Information shown —

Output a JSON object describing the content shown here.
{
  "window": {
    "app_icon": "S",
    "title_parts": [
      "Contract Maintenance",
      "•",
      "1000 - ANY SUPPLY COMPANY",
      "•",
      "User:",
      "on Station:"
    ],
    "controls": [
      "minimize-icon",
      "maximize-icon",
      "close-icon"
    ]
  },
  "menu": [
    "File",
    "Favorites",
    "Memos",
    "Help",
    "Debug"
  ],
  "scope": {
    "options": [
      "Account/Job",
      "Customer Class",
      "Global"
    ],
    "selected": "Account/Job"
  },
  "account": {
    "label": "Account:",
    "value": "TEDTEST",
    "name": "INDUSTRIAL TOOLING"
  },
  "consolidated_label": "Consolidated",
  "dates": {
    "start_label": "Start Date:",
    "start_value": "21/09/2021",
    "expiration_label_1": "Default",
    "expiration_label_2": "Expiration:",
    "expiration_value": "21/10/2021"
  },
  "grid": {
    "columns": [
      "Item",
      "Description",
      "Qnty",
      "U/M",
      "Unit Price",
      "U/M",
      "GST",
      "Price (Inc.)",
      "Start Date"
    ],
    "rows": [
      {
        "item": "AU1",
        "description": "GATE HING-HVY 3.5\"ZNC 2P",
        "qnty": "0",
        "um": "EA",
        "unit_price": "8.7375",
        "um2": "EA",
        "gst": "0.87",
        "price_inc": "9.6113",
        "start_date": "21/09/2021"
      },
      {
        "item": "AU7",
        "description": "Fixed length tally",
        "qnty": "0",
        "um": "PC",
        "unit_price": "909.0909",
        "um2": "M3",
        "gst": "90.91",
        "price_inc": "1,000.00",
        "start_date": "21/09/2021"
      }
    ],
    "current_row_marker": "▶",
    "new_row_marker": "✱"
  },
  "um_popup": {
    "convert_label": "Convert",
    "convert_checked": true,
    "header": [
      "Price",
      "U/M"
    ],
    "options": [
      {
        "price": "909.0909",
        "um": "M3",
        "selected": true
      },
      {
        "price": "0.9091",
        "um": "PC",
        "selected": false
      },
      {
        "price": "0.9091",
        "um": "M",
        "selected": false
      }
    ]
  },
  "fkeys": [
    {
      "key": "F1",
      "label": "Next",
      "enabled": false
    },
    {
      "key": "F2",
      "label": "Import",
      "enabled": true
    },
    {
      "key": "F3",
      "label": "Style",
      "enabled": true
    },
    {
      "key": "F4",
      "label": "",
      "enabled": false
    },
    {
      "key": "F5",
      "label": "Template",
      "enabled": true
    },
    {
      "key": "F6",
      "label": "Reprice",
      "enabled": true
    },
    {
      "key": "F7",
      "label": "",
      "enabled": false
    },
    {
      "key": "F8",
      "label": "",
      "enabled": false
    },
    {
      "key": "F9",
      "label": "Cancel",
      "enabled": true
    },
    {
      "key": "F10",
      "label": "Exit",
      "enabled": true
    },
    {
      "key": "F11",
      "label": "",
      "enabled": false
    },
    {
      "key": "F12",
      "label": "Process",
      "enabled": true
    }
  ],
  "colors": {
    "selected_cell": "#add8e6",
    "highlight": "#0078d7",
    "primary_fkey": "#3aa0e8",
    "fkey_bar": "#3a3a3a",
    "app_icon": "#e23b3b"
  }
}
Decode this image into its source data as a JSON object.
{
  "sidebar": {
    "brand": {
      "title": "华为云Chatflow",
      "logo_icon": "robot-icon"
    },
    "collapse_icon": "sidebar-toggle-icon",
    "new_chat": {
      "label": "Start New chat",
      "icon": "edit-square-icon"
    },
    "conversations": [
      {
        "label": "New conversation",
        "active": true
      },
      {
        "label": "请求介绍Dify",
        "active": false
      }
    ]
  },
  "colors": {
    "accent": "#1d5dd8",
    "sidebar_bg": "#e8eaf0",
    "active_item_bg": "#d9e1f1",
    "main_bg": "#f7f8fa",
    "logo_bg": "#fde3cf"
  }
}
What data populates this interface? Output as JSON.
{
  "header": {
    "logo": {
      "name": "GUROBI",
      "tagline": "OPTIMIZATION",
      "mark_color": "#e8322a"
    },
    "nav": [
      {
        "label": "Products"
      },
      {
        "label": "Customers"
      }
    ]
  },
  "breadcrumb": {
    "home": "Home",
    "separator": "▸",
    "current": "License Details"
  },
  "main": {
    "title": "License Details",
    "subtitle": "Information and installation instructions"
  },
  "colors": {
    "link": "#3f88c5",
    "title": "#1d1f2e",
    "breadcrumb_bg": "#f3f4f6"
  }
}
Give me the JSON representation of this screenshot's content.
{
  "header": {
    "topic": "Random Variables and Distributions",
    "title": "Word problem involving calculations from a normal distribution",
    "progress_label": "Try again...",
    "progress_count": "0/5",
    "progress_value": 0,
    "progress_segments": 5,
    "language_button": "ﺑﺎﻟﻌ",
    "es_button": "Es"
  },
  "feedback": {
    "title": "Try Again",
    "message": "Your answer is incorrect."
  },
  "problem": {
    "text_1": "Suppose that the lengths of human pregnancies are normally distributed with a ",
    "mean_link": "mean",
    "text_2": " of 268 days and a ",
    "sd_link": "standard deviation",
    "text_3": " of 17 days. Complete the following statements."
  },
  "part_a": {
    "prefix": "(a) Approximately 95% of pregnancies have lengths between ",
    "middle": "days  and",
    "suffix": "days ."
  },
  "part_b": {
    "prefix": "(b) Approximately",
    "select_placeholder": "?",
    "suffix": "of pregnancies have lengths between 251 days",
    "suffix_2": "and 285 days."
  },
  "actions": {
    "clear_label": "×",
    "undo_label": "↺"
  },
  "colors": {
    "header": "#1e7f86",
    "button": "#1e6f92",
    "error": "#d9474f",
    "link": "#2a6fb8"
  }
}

Challenge —
Retype the material in full. Each word must match.

Exercise answer —
Output a JSON object describing the content shown here.
{
  "window": {
    "app_icon": "S",
    "title_parts": [
      "Contract Maintenance",
      "•",
      "1000 - ANY SUPPLY COMPANY",
      "•",
      "User:",
      "on Station:"
    ],
    "controls": [
      "minimize-icon",
      "maximize-icon",
      "close-icon"
    ]
  },
  "menu": [
    "File",
    "Favorites",
    "Memos",
    "Help",
    "Debug"
  ],
  "scope": {
    "options": [
      "Account/Job",
      "Customer Class",
      "Global"
    ],
    "selected": "Account/Job"
  },
  "account": {
    "label": "Account:",
    "value": "TEDTEST",
    "name": "INDUSTRIAL TOOLING"
  },
  "consolidated_label": "Consolidated",
  "dates": {
    "start_label": "Start Date:",
    "start_value": "21/09/2021",
    "expiration_label_1": "Default",
    "expiration_label_2": "Expiration:",
    "expiration_value": "21/10/2021"
  },
  "grid": {
    "columns": [
      "Item",
      "Description",
      "Qnty",
      "U/M",
      "Unit Price",
      "U/M",
      "GST",
      "Price (Inc.)",
      "Start Date"
    ],
    "rows": [
      {
        "item": "AU1",
        "description": "GATE HING-HVY 3.5\"ZNC 2P",
        "qnty": "0",
        "um": "EA",
        "unit_price": "8.7375",
        "um2": "EA",
        "gst": "0.87",
        "price_inc": "9.6113",
        "start_date": "21/09/2021"
      },
      {
        "item": "AU7",
        "description": "Fixed length tally",
        "qnty": "0",
        "um": "PC",
        "unit_price": "909.0909",
        "um2": "M3",
        "gst": "90.91",
        "price_inc": "1,000.00",
        "start_date": "21/09/2021"
      }
    ],
    "current_row_marker": "▶",
    "new_row_marker": "✱"
  },
  "um_popup": {
    "convert_label": "Convert",
    "convert_checked": true,
    "header": [
      "Price",
      "U/M"
    ],
    "options": [
      {
        "price": "909.0909",
        "um": "M3",
        "selected": true
      },
      {
        "price": "0.9091",
        "um": "PC",
        "selected": false
      },
      {
        "price": "0.9091",
        "um": "M",
        "selected": false
      }
    ]
  },
  "fkeys": [
    {
      "key": "F1",
      "label": "Next",
      "enabled": false
    },
    {
      "key": "F2",
      "label": "Import",
      "enabled": true
    },
    {
      "key": "F3",
      "label": "Style",
      "enabled": true
    },
    {
      "key": "F4",
      "label": "",
      "enabled": false
    },
    {
      "key": "F5",
      "label": "Template",
      "enabled": true
    },
    {
      "key": "F6",
      "label": "Reprice",
      "enabled": true
    },
    {
      "key": "F7",
      "label": "",
      "enabled": false
    },
    {
      "key": "F8",
      "label": "",
      "enabled": false
    },
    {
      "key": "F9",
      "label": "Cancel",
      "enabled": true
    },
    {
      "key": "F10",
      "label": "Exit",
      "enabled": true
    },
    {
      "key": "F11",
      "label": "",
      "enabled": false
    },
    {
      "key": "F12",
      "label": "Process",
      "enabled": true
    }
  ],
  "colors": {
    "selected_cell": "#add8e6",
    "highlight": "#0078d7",
    "primary_fkey": "#3aa0e8",
    "fkey_bar": "#3a3a3a",
    "app_icon": "#e23b3b"
  }
}
Decode this image into its source data as a JSON object.
{
  "sidebar": {
    "brand": {
      "title": "华为云Chatflow",
      "logo_icon": "robot-icon"
    },
    "collapse_icon": "sidebar-toggle-icon",
    "new_chat": {
      "label": "Start New chat",
      "icon": "edit-square-icon"
    },
    "conversations": [
      {
        "label": "New conversation",
        "active": true
      },
      {
        "label": "请求介绍Dify",
        "active": false
      }
    ]
  },
  "colors": {
    "accent": "#1d5dd8",
    "sidebar_bg": "#e8eaf0",
    "active_item_bg": "#d9e1f1",
    "main_bg": "#f7f8fa",
    "logo_bg": "#fde3cf"
  }
}
What data populates this interface? Output as JSON.
{
  "header": {
    "logo": {
      "name": "GUROBI",
      "tagline": "OPTIMIZATION",
      "mark_color": "#e8322a"
    },
    "nav": [
      {
        "label": "Products"
      },
      {
        "label": "Customers"
      }
    ]
  },
  "breadcrumb": {
    "home": "Home",
    "separator": "▸",
    "current": "License Details"
  },
  "main": {
    "title": "License Details",
    "subtitle": "Information and installation instructions"
  },
  "colors": {
    "link": "#3f88c5",
    "title": "#1d1f2e",
    "breadcrumb_bg": "#f3f4f6"
  }
}
Give me the JSON representation of this screenshot's content.
{
  "header": {
    "topic": "Random Variables and Distributions",
    "title": "Word problem involving calculations from a normal distribution",
    "progress_label": "Try again...",
    "progress_count": "0/5",
    "progress_value": 0,
    "progress_segments": 5,
    "language_button": "ﺑﺎﻟﻌ",
    "es_button": "Es"
  },
  "feedback": {
    "title": "Try Again",
    "message": "Your answer is incorrect."
  },
  "problem": {
    "text_1": "Suppose that the lengths of human pregnancies are normally distributed with a ",
    "mean_link": "mean",
    "text_2": " of 268 days and a ",
    "sd_link": "standard deviation",
    "text_3": " of 17 days. Complete the following statements."
  },
  "part_a": {
    "prefix": "(a) Approximately 95% of pregnancies have lengths between ",
    "middle": "days  and",
    "suffix": "days ."
  },
  "part_b": {
    "prefix": "(b) Approximately",
    "select_placeholder": "?",
    "suffix": "of pregnancies have lengths between 251 days",
    "suffix_2": "and 285 days."
  },
  "actions": {
    "clear_label": "×",
    "undo_label": "↺"
  },
  "colors": {
    "header": "#1e7f86",
    "button": "#1e6f92",
    "error": "#d9474f",
    "link": "#2a6fb8"
  }
}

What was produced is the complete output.